EXTRACTED INFORMATION:
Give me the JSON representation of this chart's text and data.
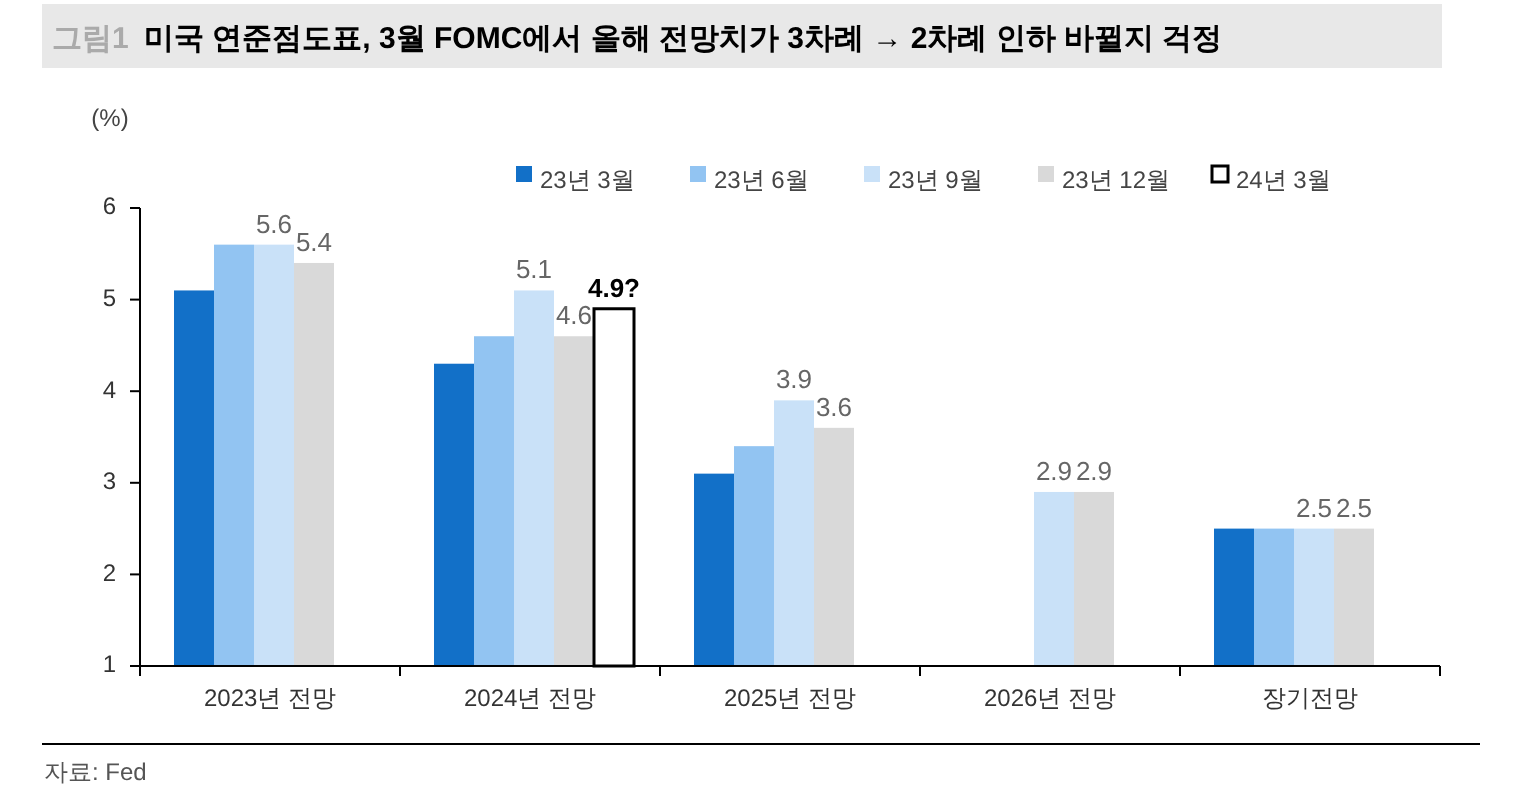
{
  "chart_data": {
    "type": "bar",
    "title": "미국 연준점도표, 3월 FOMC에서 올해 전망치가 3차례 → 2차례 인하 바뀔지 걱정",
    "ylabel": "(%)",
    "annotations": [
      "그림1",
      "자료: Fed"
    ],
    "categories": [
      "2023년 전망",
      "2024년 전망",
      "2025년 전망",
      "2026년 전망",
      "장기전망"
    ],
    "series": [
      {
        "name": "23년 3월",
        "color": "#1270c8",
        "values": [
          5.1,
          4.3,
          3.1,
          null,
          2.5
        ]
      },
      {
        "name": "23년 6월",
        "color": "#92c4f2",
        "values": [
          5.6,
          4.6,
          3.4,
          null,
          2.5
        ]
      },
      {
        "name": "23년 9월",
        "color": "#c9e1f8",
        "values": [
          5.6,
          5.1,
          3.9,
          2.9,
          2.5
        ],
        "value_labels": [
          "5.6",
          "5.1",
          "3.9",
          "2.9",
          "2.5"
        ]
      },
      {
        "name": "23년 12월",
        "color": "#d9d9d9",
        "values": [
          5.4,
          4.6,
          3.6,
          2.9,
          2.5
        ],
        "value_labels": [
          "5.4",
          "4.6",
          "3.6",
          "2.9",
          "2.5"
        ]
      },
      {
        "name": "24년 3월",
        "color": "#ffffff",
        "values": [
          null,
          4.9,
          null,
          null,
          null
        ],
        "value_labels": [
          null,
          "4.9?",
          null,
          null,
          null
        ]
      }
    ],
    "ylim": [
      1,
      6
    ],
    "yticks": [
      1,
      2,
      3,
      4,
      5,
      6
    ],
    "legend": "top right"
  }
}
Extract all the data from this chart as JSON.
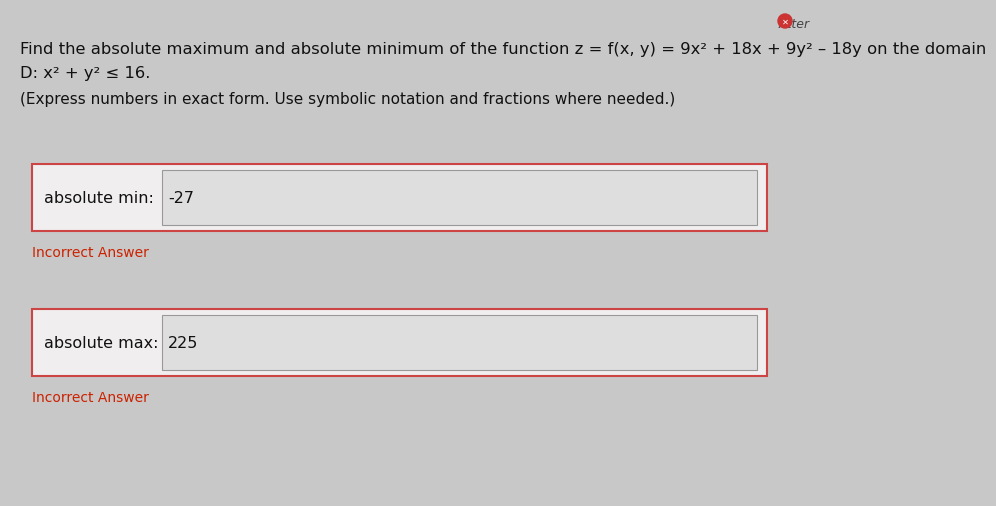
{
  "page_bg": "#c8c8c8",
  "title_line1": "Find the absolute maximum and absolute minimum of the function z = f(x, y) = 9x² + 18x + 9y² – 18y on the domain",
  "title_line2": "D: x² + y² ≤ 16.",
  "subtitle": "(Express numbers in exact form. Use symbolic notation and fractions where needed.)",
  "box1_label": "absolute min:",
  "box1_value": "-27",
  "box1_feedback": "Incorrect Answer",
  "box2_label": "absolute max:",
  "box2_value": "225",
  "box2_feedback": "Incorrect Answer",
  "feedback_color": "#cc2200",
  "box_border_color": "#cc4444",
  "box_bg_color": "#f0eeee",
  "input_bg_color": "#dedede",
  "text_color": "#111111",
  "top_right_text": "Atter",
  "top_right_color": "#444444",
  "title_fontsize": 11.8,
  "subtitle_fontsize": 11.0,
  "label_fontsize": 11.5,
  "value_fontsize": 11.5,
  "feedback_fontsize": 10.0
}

WHAT IS ASKED:
Count each line of the data where the word "Incorrect" appears, then reply with the total only.

RESULT OF THE TASK:
2